## Exercise instructions
Find and return each line containing "text".

## Provided material
..........

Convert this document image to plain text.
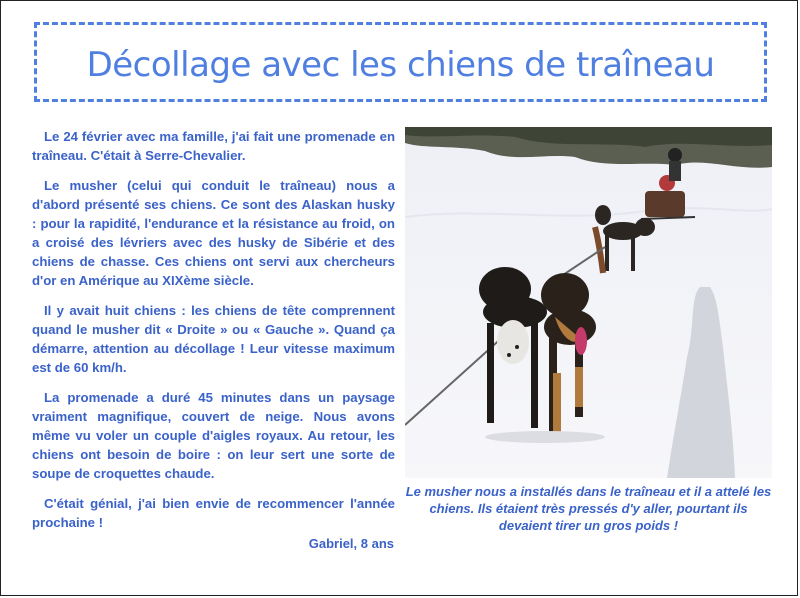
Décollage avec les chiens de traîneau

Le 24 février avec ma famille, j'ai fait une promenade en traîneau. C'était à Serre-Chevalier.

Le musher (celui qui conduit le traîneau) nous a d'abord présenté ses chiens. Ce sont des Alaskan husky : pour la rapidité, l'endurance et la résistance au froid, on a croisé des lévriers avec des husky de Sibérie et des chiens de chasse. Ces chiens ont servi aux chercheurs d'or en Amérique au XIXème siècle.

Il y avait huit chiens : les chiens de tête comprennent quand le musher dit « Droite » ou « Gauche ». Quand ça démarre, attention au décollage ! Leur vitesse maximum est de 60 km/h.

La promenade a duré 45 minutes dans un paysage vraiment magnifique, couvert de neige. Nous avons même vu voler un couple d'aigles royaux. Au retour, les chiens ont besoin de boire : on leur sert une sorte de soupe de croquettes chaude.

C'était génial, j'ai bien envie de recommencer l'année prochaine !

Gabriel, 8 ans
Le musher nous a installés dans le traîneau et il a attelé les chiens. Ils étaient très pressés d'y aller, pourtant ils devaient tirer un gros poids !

..........

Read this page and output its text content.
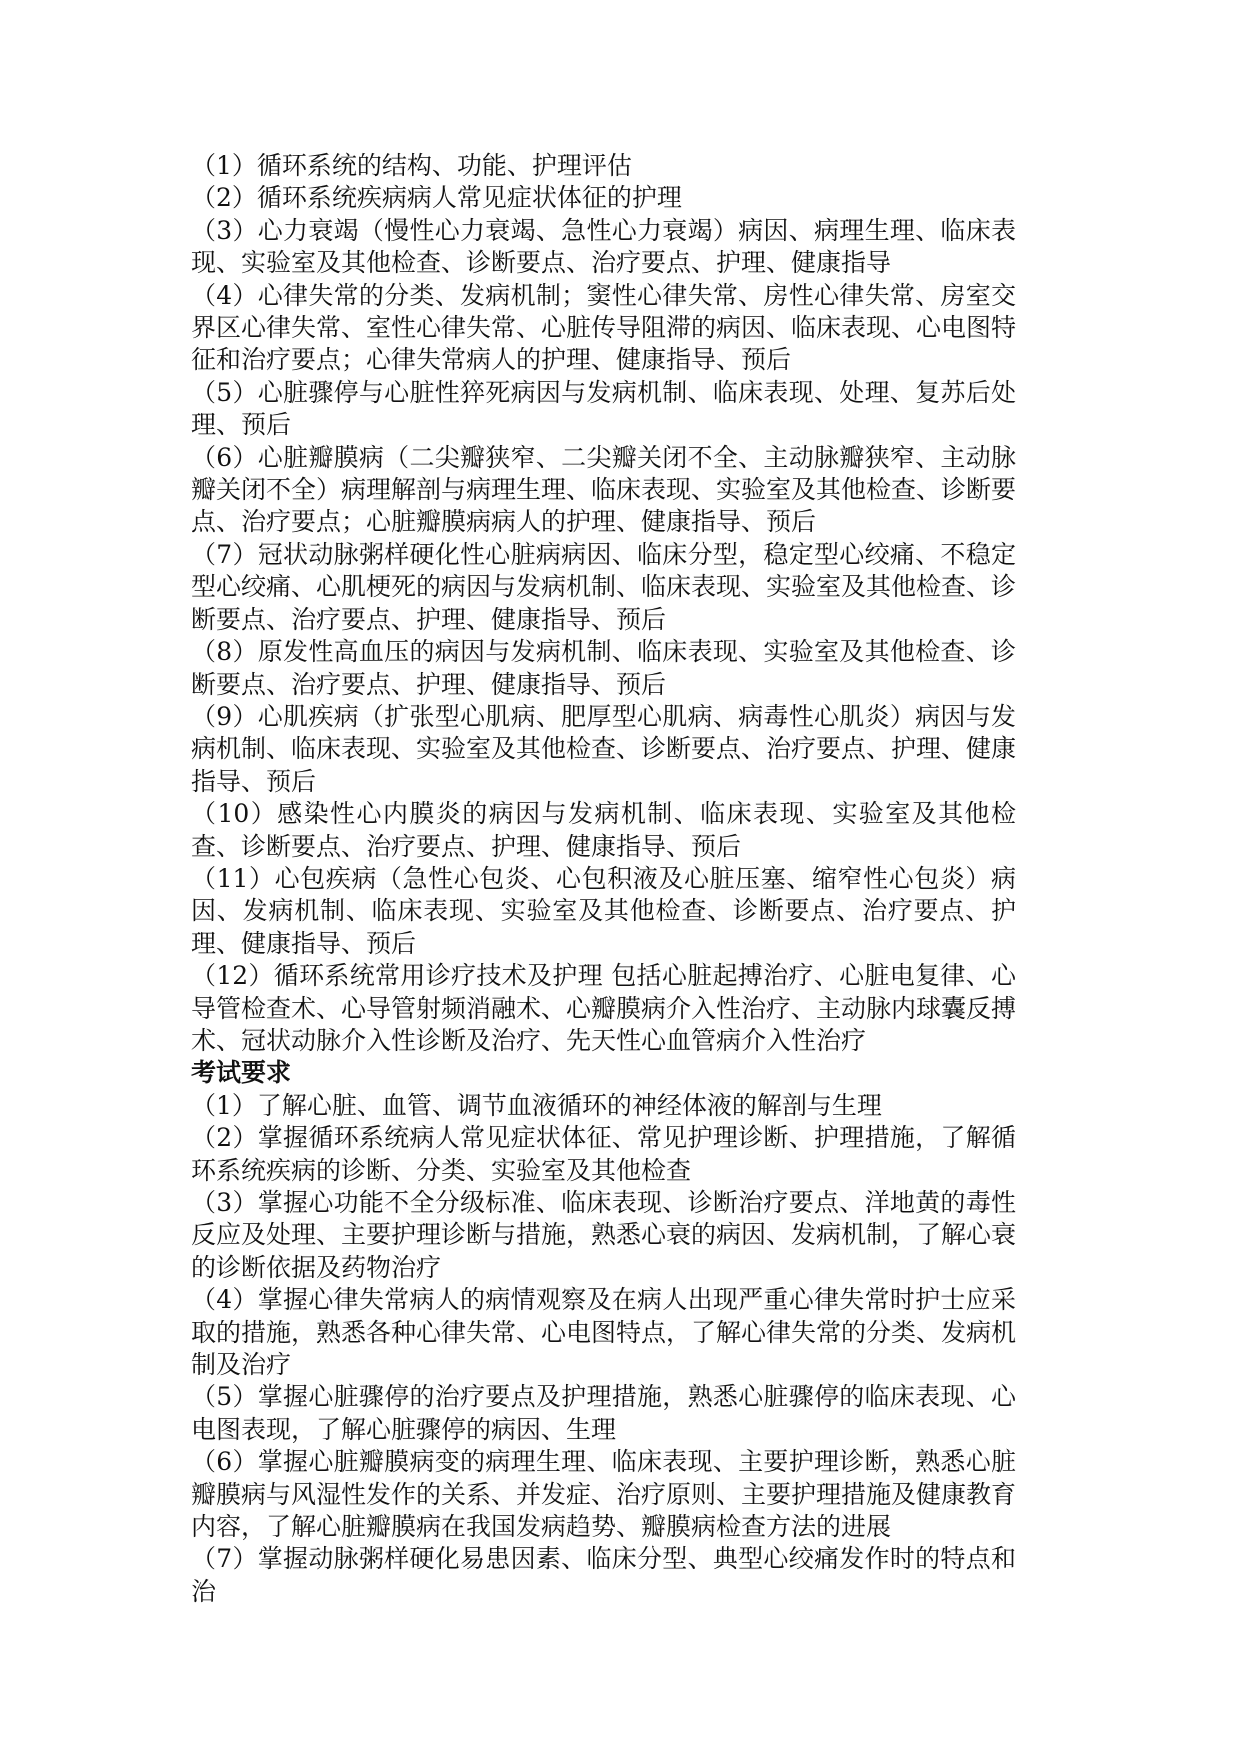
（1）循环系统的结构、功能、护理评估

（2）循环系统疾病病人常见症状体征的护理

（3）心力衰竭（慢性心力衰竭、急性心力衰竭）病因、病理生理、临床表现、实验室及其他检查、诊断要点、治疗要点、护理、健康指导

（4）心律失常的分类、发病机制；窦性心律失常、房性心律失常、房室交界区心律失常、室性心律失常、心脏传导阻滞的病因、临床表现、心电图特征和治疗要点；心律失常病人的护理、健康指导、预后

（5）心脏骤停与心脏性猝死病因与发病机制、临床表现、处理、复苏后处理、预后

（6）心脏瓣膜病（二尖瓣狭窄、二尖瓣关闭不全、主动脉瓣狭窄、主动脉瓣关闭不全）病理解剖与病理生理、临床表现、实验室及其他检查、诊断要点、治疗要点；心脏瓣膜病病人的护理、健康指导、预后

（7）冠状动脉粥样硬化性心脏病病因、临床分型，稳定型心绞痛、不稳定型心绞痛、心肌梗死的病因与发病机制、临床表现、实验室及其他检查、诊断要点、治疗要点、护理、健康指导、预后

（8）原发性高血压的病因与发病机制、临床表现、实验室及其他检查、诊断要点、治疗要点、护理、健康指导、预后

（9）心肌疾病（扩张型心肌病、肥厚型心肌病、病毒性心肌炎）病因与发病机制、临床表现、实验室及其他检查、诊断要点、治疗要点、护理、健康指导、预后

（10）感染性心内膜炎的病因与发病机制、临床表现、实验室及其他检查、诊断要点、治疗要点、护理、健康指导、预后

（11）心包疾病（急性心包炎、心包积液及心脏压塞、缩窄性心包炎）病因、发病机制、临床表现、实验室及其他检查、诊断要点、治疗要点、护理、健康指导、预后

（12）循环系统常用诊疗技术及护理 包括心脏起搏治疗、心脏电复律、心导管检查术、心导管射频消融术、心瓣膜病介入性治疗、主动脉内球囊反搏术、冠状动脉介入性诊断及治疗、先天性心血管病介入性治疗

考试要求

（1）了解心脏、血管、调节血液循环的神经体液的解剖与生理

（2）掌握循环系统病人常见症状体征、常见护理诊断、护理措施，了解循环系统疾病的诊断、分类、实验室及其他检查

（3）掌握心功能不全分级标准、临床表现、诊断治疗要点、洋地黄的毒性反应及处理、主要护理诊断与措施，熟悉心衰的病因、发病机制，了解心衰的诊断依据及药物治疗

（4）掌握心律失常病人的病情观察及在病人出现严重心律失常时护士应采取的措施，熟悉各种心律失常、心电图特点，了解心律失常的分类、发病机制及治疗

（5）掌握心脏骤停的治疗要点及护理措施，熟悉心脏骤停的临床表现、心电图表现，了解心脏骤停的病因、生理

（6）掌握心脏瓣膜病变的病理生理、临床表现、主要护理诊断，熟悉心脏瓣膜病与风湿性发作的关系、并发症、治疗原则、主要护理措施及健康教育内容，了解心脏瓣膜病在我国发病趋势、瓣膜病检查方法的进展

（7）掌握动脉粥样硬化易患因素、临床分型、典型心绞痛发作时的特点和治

..........

## Correct output
Convert this document image to plain text.
Read this page and output its text content.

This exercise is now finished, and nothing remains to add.